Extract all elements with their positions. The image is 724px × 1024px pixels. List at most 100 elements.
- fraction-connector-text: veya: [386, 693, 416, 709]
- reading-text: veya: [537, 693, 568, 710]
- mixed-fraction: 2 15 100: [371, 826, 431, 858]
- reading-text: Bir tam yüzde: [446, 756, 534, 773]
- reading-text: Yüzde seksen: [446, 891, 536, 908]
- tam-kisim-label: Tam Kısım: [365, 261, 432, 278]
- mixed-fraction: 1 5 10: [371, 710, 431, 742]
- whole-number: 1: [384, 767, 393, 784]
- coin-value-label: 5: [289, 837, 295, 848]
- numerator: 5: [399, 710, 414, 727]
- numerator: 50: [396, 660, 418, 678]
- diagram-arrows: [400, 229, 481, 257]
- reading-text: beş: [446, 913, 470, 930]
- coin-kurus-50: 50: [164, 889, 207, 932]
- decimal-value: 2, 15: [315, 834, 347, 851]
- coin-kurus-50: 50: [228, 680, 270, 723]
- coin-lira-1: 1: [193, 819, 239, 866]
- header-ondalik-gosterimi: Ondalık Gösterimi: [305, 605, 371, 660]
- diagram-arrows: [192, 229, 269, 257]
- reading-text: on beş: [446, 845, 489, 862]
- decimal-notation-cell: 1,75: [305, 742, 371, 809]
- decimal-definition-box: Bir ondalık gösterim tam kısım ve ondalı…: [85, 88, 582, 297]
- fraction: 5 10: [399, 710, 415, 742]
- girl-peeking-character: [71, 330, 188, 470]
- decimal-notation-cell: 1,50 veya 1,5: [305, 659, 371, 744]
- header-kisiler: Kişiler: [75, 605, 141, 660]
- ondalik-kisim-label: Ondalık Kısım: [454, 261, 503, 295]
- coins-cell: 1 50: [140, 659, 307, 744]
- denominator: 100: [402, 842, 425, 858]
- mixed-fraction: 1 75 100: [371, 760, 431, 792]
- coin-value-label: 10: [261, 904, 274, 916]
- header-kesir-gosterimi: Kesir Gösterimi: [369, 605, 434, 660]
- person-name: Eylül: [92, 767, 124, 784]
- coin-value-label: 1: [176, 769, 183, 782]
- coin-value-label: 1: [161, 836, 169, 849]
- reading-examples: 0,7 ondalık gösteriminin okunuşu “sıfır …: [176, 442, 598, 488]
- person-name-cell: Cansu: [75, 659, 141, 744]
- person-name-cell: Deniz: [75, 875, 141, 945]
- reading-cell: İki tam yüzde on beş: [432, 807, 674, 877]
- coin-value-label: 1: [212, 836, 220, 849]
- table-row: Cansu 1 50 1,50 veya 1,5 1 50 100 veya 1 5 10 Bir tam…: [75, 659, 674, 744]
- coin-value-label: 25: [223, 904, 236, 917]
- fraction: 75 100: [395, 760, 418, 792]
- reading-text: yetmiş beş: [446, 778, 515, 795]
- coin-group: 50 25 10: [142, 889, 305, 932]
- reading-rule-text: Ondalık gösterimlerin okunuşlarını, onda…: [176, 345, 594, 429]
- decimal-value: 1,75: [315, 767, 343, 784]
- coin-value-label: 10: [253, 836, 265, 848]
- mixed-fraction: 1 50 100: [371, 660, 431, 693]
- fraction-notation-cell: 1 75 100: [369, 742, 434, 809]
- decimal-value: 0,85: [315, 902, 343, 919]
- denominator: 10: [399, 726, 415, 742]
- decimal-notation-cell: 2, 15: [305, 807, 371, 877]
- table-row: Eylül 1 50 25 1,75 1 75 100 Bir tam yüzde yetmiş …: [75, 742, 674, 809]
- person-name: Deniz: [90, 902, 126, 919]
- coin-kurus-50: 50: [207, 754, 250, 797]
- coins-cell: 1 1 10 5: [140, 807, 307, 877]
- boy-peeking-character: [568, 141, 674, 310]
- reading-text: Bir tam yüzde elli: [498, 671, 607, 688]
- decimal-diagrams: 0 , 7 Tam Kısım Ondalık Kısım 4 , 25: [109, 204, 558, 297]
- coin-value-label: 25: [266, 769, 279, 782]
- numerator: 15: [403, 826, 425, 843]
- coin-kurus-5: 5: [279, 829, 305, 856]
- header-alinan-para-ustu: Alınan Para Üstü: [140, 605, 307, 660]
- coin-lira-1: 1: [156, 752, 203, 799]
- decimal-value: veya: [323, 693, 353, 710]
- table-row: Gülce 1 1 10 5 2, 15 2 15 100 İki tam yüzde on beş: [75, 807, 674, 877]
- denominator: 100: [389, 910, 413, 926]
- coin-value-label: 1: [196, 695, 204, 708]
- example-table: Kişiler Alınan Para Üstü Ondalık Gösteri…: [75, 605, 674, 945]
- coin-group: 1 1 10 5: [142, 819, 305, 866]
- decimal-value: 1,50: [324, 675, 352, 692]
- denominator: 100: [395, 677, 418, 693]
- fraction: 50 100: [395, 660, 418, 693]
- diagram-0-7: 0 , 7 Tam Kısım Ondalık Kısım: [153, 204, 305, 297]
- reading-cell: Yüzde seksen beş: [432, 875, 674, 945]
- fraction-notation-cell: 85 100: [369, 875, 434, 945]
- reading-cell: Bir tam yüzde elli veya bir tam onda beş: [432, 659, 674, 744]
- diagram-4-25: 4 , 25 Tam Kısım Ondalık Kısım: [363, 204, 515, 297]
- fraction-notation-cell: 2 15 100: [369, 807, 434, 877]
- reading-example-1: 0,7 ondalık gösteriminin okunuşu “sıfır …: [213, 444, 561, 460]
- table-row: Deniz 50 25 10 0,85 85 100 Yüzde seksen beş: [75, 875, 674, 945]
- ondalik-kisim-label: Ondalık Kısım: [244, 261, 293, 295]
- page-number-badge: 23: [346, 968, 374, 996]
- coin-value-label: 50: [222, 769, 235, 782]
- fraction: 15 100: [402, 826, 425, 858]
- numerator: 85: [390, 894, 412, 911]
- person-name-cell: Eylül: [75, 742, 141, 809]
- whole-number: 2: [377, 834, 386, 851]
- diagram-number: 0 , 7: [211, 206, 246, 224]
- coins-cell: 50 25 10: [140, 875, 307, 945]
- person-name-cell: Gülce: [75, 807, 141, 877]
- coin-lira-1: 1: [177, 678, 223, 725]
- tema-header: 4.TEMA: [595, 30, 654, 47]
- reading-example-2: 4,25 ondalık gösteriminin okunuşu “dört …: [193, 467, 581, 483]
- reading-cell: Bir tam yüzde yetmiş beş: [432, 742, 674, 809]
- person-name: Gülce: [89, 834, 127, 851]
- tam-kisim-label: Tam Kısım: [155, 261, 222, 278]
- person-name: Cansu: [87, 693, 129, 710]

_ _ _ _ _ _ _

● **EXERCISE**
Reproduce all of the lines above verbatim, from the first to the last.

● **FULL OUTPUT**
Extract all elements with their positions. The image is 724px × 1024px pixels. List at most 100 elements.
- fraction-connector-text: veya: [386, 693, 416, 709]
- reading-text: veya: [537, 693, 568, 710]
- mixed-fraction: 2 15 100: [371, 826, 431, 858]
- reading-text: Bir tam yüzde: [446, 756, 534, 773]
- reading-text: Yüzde seksen: [446, 891, 536, 908]
- tam-kisim-label: Tam Kısım: [365, 261, 432, 278]
- mixed-fraction: 1 5 10: [371, 710, 431, 742]
- whole-number: 1: [384, 767, 393, 784]
- coin-value-label: 5: [289, 837, 295, 848]
- numerator: 5: [399, 710, 414, 727]
- numerator: 50: [396, 660, 418, 678]
- diagram-arrows: [400, 229, 481, 257]
- reading-text: beş: [446, 913, 470, 930]
- coin-kurus-50: 50: [164, 889, 207, 932]
- decimal-value: 2, 15: [315, 834, 347, 851]
- coin-kurus-50: 50: [228, 680, 270, 723]
- coin-lira-1: 1: [193, 819, 239, 866]
- header-ondalik-gosterimi: Ondalık Gösterimi: [305, 605, 371, 660]
- diagram-arrows: [192, 229, 269, 257]
- reading-text: on beş: [446, 845, 489, 862]
- decimal-notation-cell: 1,75: [305, 742, 371, 809]
- decimal-definition-box: Bir ondalık gösterim tam kısım ve ondalı…: [85, 88, 582, 297]
- fraction: 5 10: [399, 710, 415, 742]
- girl-peeking-character: [71, 330, 188, 470]
- decimal-notation-cell: 1,50 veya 1,5: [305, 659, 371, 744]
- header-kisiler: Kişiler: [75, 605, 141, 660]
- ondalik-kisim-label: Ondalık Kısım: [454, 261, 503, 295]
- coins-cell: 1 50: [140, 659, 307, 744]
- denominator: 100: [402, 842, 425, 858]
- mixed-fraction: 1 75 100: [371, 760, 431, 792]
- coin-value-label: 10: [261, 904, 274, 916]
- header-kesir-gosterimi: Kesir Gösterimi: [369, 605, 434, 660]
- person-name: Eylül: [92, 767, 124, 784]
- coin-value-label: 1: [176, 769, 183, 782]
- coin-value-label: 1: [161, 836, 169, 849]
- reading-examples: 0,7 ondalık gösteriminin okunuşu “sıfır …: [176, 442, 598, 488]
- person-name-cell: Cansu: [75, 659, 141, 744]
- person-name-cell: Deniz: [75, 875, 141, 945]
- reading-cell: İki tam yüzde on beş: [432, 807, 674, 877]
- coin-value-label: 1: [212, 836, 220, 849]
- table-row: Cansu 1 50 1,50 veya 1,5 1 50 100 veya 1 5 10 Bir tam…: [75, 659, 674, 744]
- coin-value-label: 25: [223, 904, 236, 917]
- fraction: 75 100: [395, 760, 418, 792]
- reading-text: yetmiş beş: [446, 778, 515, 795]
- coin-group: 50 25 10: [142, 889, 305, 932]
- reading-rule-text: Ondalık gösterimlerin okunuşlarını, onda…: [176, 345, 594, 429]
- decimal-value: 1,75: [315, 767, 343, 784]
- coin-value-label: 10: [253, 836, 265, 848]
- mixed-fraction: 1 50 100: [371, 660, 431, 693]
- fraction-notation-cell: 1 75 100: [369, 742, 434, 809]
- decimal-value: 0,85: [315, 902, 343, 919]
- denominator: 10: [399, 726, 415, 742]
- decimal-notation-cell: 2, 15: [305, 807, 371, 877]
- table-row: Eylül 1 50 25 1,75 1 75 100 Bir tam yüzde yetmiş …: [75, 742, 674, 809]
- person-name: Deniz: [90, 902, 126, 919]
- coin-kurus-50: 50: [207, 754, 250, 797]
- coins-cell: 1 1 10 5: [140, 807, 307, 877]
- boy-peeking-character: [568, 141, 674, 310]
- reading-text: Bir tam yüzde elli: [498, 671, 607, 688]
- decimal-diagrams: 0 , 7 Tam Kısım Ondalık Kısım 4 , 25: [109, 204, 558, 297]
- coin-value-label: 25: [266, 769, 279, 782]
- numerator: 15: [403, 826, 425, 843]
- coin-kurus-5: 5: [279, 829, 305, 856]
- header-alinan-para-ustu: Alınan Para Üstü: [140, 605, 307, 660]
- coin-lira-1: 1: [156, 752, 203, 799]
- decimal-value: veya: [323, 693, 353, 710]
- table-row: Gülce 1 1 10 5 2, 15 2 15 100 İki tam yüzde on beş: [75, 807, 674, 877]
- denominator: 100: [389, 910, 413, 926]
- coin-value-label: 1: [196, 695, 204, 708]
- example-table: Kişiler Alınan Para Üstü Ondalık Gösteri…: [75, 605, 674, 945]
- coin-group: 1 1 10 5: [142, 819, 305, 866]
- decimal-value: 1,50: [324, 675, 352, 692]
- denominator: 100: [395, 677, 418, 693]
- fraction: 50 100: [395, 660, 418, 693]
- diagram-0-7: 0 , 7 Tam Kısım Ondalık Kısım: [153, 204, 305, 297]
- reading-cell: Yüzde seksen beş: [432, 875, 674, 945]
- fraction-notation-cell: 85 100: [369, 875, 434, 945]
- reading-cell: Bir tam yüzde elli veya bir tam onda beş: [432, 659, 674, 744]
- diagram-4-25: 4 , 25 Tam Kısım Ondalık Kısım: [363, 204, 515, 297]
- fraction-notation-cell: 2 15 100: [369, 807, 434, 877]
- reading-example-1: 0,7 ondalık gösteriminin okunuşu “sıfır …: [213, 444, 561, 460]
- table-row: Deniz 50 25 10 0,85 85 100 Yüzde seksen beş: [75, 875, 674, 945]
- ondalik-kisim-label: Ondalık Kısım: [244, 261, 293, 295]
- page-number-badge: 23: [346, 968, 374, 996]
- coin-value-label: 50: [222, 769, 235, 782]
- fraction: 15 100: [402, 826, 425, 858]
- numerator: 85: [390, 894, 412, 911]
- person-name-cell: Eylül: [75, 742, 141, 809]
- whole-number: 2: [377, 834, 386, 851]
- diagram-number: 0 , 7: [211, 206, 246, 224]
- coins-cell: 50 25 10: [140, 875, 307, 945]
- person-name-cell: Gülce: [75, 807, 141, 877]
- coin-lira-1: 1: [177, 678, 223, 725]
- tema-header: 4.TEMA: [595, 30, 654, 47]
- reading-example-2: 4,25 ondalık gösteriminin okunuşu “dört …: [193, 467, 581, 483]
- reading-cell: Bir tam yüzde yetmiş beş: [432, 742, 674, 809]
- person-name: Gülce: [89, 834, 127, 851]
- tam-kisim-label: Tam Kısım: [155, 261, 222, 278]
- person-name: Cansu: [87, 693, 129, 710]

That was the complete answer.